*EXERCISE OBJECTIVE*. Please report every line of the records that contains the word "data".

*INPUT ROWS*.
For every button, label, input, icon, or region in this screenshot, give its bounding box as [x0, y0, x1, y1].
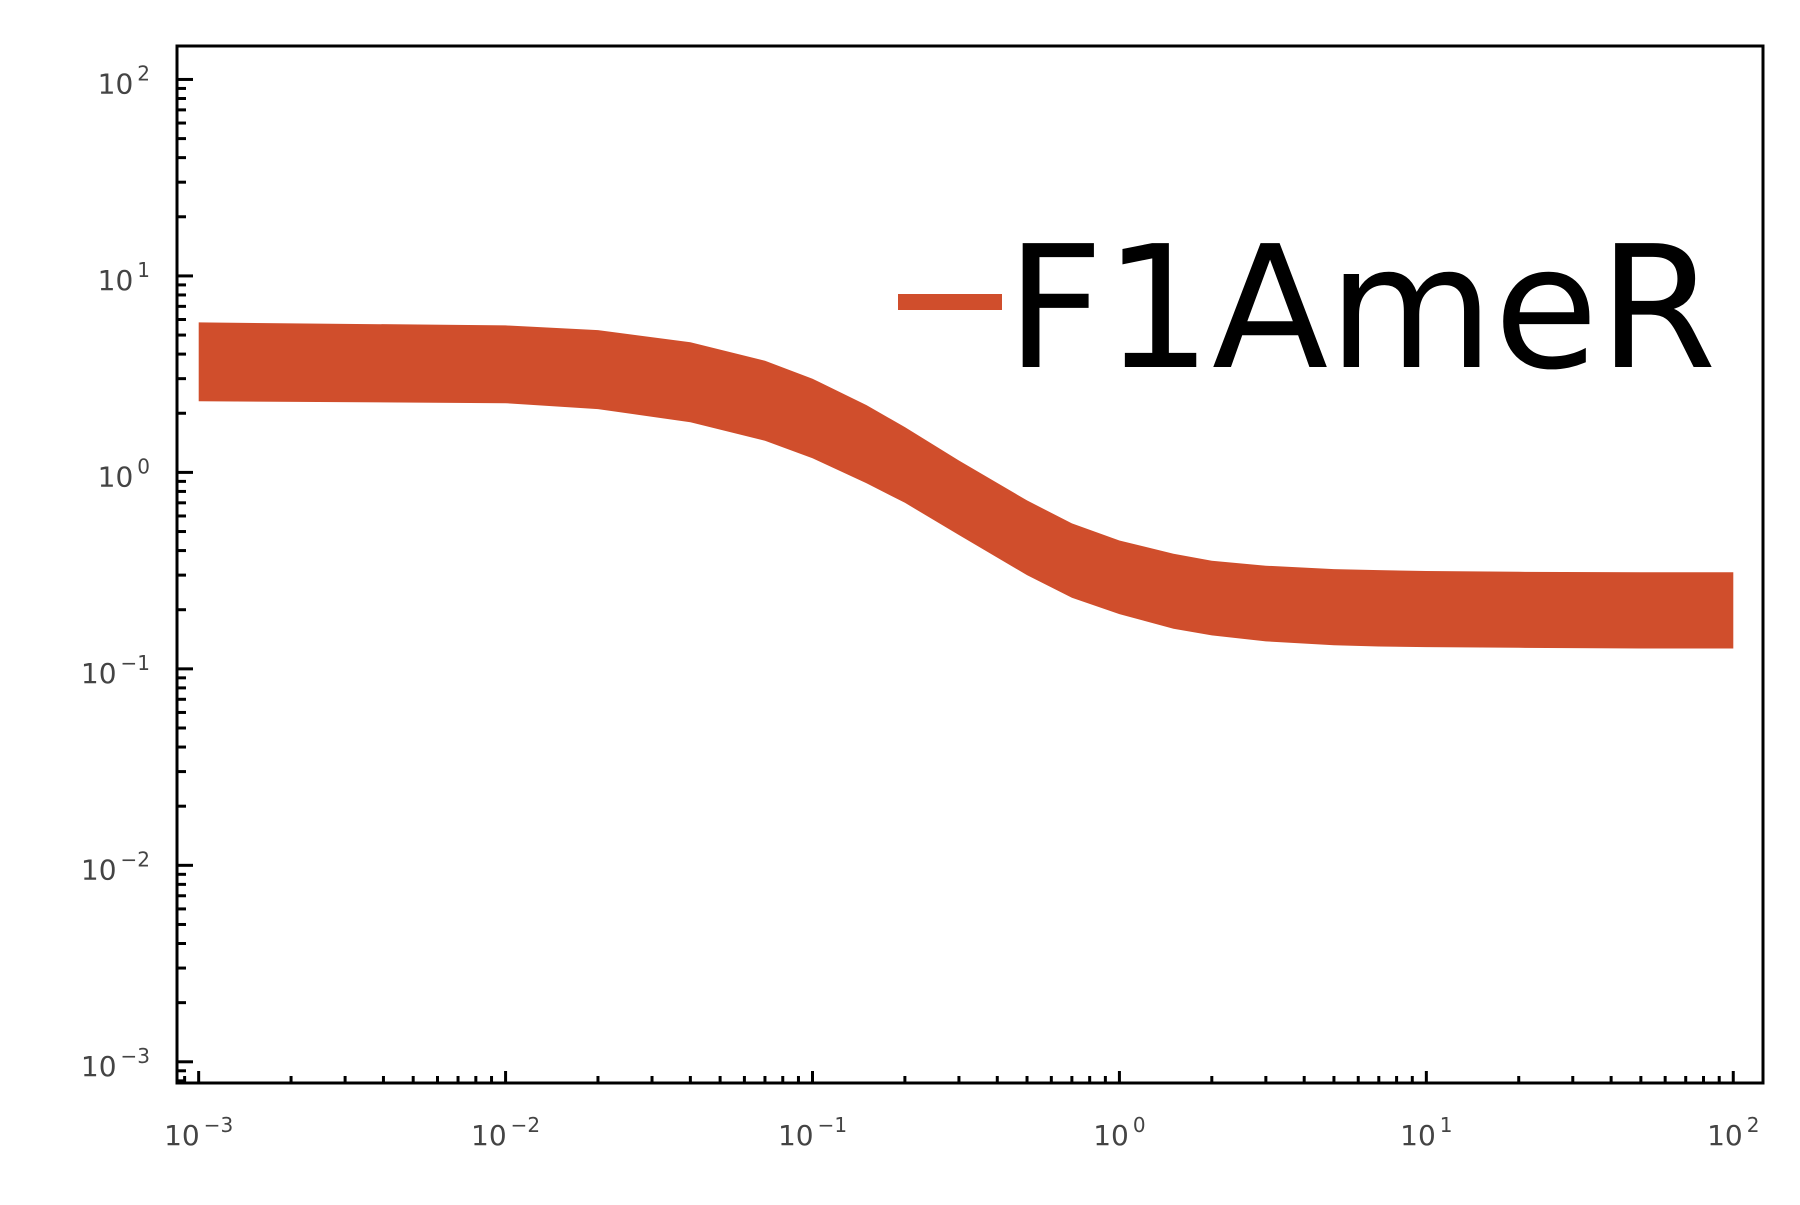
x-tick-label: 10 −1 [778, 1113, 847, 1152]
x-tick-label: 10 0 [1093, 1113, 1145, 1152]
x-tick-label: 10 −2 [471, 1113, 540, 1152]
y-tick-label: 10 1 [98, 258, 150, 297]
x-tick-label: 10 −3 [164, 1113, 233, 1152]
y-tick-label: 10 −1 [81, 651, 150, 690]
y-tick-label: 10 −3 [81, 1044, 150, 1083]
x-tick-label: 10 2 [1707, 1113, 1759, 1152]
legend-label-0: F1AmeR [1006, 210, 1717, 408]
legend: F1AmeR [898, 210, 1717, 408]
x-tick-label: 10 1 [1400, 1113, 1452, 1152]
axes-layer: 10 −3 10 −2 10 −1 10 0 10 1 10 2 10 2 10 1 10 0 10 −1 10 −2 10… [81, 61, 1760, 1152]
series-layer [198, 322, 1734, 649]
plot-frame [175, 44, 1765, 1085]
legend-swatch-0 [898, 294, 1002, 310]
series-band-0 [198, 322, 1734, 649]
y-tick-label: 10 2 [98, 61, 150, 100]
y-tick-label: 10 0 [98, 454, 150, 493]
y-tick-label: 10 −2 [81, 847, 150, 886]
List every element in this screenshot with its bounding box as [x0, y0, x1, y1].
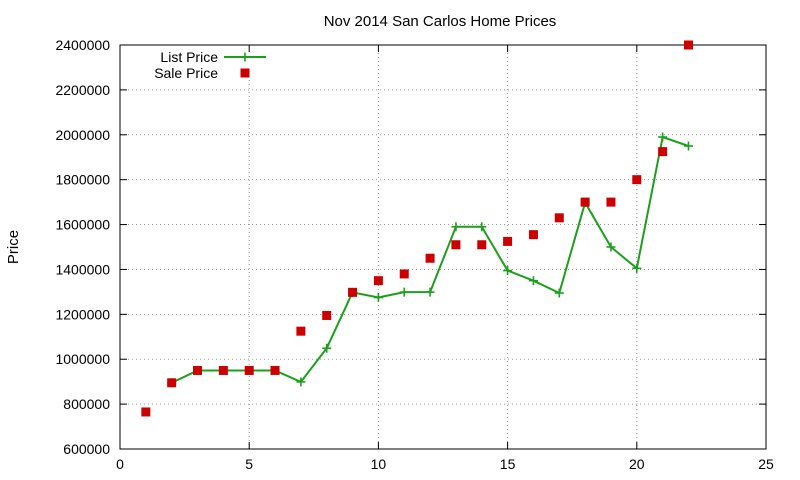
sale-price-point — [606, 197, 616, 207]
x-tick-label: 15 — [500, 456, 516, 472]
y-tick-label: 1800000 — [55, 172, 110, 188]
list-price-point — [554, 288, 564, 298]
x-tick-label: 0 — [116, 456, 124, 472]
list-price-point — [658, 132, 668, 142]
sale-price-point — [167, 378, 177, 388]
sale-price-point — [477, 240, 487, 250]
sale-price-point — [425, 253, 435, 263]
sale-price-point — [632, 175, 642, 185]
tick-labels: 0 5 10 15 20 25 600000 800000 1000000 1200000 1400… — [55, 37, 774, 472]
x-tick-label: 10 — [371, 456, 387, 472]
list-price-point — [296, 377, 306, 387]
axes — [119, 44, 767, 450]
x-tick-label: 5 — [245, 456, 253, 472]
list-price-point — [503, 266, 513, 276]
sale-price-point — [503, 236, 513, 246]
list-price-point — [632, 263, 642, 273]
list-price-point — [528, 276, 538, 286]
plot-frame — [119, 44, 767, 450]
sale-price-point — [373, 276, 383, 286]
sale-price-point — [451, 240, 461, 250]
y-tick-label: 2000000 — [55, 127, 110, 143]
sale-price-point — [244, 365, 254, 375]
sale-price-point — [141, 407, 151, 417]
grid-lines — [120, 45, 766, 449]
list-price-point — [451, 222, 461, 232]
series-sale-price — [141, 40, 693, 417]
legend-label: List Price — [160, 49, 218, 65]
legend-label: Sale Price — [154, 65, 218, 81]
legend-marker — [240, 68, 250, 78]
sale-price-point — [270, 365, 280, 375]
y-tick-label: 2400000 — [55, 37, 110, 53]
legend-marker — [240, 52, 250, 62]
y-tick-label: 1200000 — [55, 306, 110, 322]
sale-price-point — [399, 269, 409, 279]
sale-price-point — [296, 326, 306, 336]
sale-price-point — [554, 213, 564, 223]
list-price-point — [425, 287, 435, 297]
y-tick-label: 1600000 — [55, 217, 110, 233]
chart-title: Nov 2014 San Carlos Home Prices — [324, 13, 557, 30]
list-price-point — [322, 343, 332, 353]
y-axis-label: Price — [5, 230, 22, 264]
y-tick-label: 800000 — [63, 396, 110, 412]
series-layer — [141, 40, 693, 417]
sale-price-point — [193, 365, 203, 375]
sale-price-point — [218, 365, 228, 375]
y-tick-label: 1000000 — [55, 351, 110, 367]
sale-price-point — [580, 197, 590, 207]
y-tick-label: 2200000 — [55, 82, 110, 98]
sale-price-point — [348, 287, 358, 297]
sale-price-point — [528, 230, 538, 240]
list-price-point — [683, 141, 693, 151]
list-price-point — [477, 222, 487, 232]
list-price-point — [373, 293, 383, 302]
list-price-point — [399, 287, 409, 297]
sale-price-point — [683, 40, 693, 50]
x-tick-label: 20 — [629, 456, 645, 472]
x-tick-label: 25 — [758, 456, 774, 472]
list-price-point — [606, 242, 616, 252]
y-tick-label: 1400000 — [55, 261, 110, 277]
y-tick-label: 600000 — [63, 441, 110, 457]
sale-price-point — [658, 147, 668, 157]
sale-price-point — [322, 310, 332, 320]
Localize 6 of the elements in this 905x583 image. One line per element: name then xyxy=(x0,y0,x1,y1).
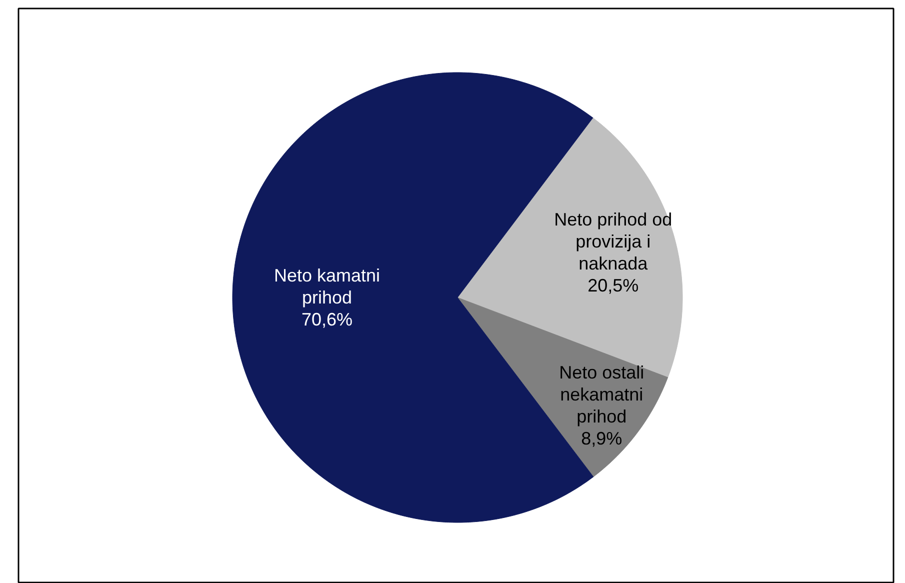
slice-label: Neto prihod od provizija i naknada xyxy=(554,210,672,274)
data-label: 20,5% xyxy=(588,276,639,296)
data-label: 8,9% xyxy=(581,428,622,448)
data-label: 70,6% xyxy=(301,310,353,330)
slice-label: Neto kamatni prihod xyxy=(274,266,380,308)
slice-label: Neto ostali nekamatni prihod xyxy=(559,362,644,426)
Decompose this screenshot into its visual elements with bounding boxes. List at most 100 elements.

*TASK SOLUTION*.
data-label: 20,5% xyxy=(588,276,639,296)
data-label: 8,9% xyxy=(581,428,622,448)
data-label: 70,6% xyxy=(301,310,353,330)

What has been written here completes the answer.